**Given information**
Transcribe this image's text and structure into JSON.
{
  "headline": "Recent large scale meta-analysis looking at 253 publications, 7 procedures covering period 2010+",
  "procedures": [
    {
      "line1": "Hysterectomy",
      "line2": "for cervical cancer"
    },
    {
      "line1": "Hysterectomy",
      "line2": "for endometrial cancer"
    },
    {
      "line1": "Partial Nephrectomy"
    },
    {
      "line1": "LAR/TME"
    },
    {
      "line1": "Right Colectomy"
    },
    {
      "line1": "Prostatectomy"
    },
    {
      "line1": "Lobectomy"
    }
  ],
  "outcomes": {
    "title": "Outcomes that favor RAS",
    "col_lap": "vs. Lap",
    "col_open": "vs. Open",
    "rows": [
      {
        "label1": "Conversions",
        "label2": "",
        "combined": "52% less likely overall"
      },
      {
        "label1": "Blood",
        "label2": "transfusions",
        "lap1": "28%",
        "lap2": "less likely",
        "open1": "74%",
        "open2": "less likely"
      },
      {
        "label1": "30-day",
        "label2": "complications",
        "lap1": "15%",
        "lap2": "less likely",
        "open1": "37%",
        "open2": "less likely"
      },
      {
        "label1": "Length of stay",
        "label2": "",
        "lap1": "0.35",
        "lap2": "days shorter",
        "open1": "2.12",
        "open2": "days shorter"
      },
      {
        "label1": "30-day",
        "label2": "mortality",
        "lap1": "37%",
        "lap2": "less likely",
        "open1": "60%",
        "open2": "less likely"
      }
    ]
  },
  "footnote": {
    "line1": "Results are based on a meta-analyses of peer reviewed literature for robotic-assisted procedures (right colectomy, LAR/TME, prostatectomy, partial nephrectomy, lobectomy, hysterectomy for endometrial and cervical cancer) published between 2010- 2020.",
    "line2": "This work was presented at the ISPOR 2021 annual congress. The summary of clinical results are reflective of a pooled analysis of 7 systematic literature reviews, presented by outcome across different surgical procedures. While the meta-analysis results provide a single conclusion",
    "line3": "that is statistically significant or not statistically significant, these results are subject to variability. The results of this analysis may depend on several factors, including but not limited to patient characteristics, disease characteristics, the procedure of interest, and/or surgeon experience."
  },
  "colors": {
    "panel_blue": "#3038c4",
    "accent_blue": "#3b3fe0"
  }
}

**The problem**
Please set down each line of the records exactly as given.

**Solved problem**
Transcribe this image's text and structure into JSON.
{
  "headline": "Recent large scale meta-analysis looking at 253 publications, 7 procedures covering period 2010+",
  "procedures": [
    {
      "line1": "Hysterectomy",
      "line2": "for cervical cancer"
    },
    {
      "line1": "Hysterectomy",
      "line2": "for endometrial cancer"
    },
    {
      "line1": "Partial Nephrectomy"
    },
    {
      "line1": "LAR/TME"
    },
    {
      "line1": "Right Colectomy"
    },
    {
      "line1": "Prostatectomy"
    },
    {
      "line1": "Lobectomy"
    }
  ],
  "outcomes": {
    "title": "Outcomes that favor RAS",
    "col_lap": "vs. Lap",
    "col_open": "vs. Open",
    "rows": [
      {
        "label1": "Conversions",
        "label2": "",
        "combined": "52% less likely overall"
      },
      {
        "label1": "Blood",
        "label2": "transfusions",
        "lap1": "28%",
        "lap2": "less likely",
        "open1": "74%",
        "open2": "less likely"
      },
      {
        "label1": "30-day",
        "label2": "complications",
        "lap1": "15%",
        "lap2": "less likely",
        "open1": "37%",
        "open2": "less likely"
      },
      {
        "label1": "Length of stay",
        "label2": "",
        "lap1": "0.35",
        "lap2": "days shorter",
        "open1": "2.12",
        "open2": "days shorter"
      },
      {
        "label1": "30-day",
        "label2": "mortality",
        "lap1": "37%",
        "lap2": "less likely",
        "open1": "60%",
        "open2": "less likely"
      }
    ]
  },
  "footnote": {
    "line1": "Results are based on a meta-analyses of peer reviewed literature for robotic-assisted procedures (right colectomy, LAR/TME, prostatectomy, partial nephrectomy, lobectomy, hysterectomy for endometrial and cervical cancer) published between 2010- 2020.",
    "line2": "This work was presented at the ISPOR 2021 annual congress. The summary of clinical results are reflective of a pooled analysis of 7 systematic literature reviews, presented by outcome across different surgical procedures. While the meta-analysis results provide a single conclusion",
    "line3": "that is statistically significant or not statistically significant, these results are subject to variability. The results of this analysis may depend on several factors, including but not limited to patient characteristics, disease characteristics, the procedure of interest, and/or surgeon experience."
  },
  "colors": {
    "panel_blue": "#3038c4",
    "accent_blue": "#3b3fe0"
  }
}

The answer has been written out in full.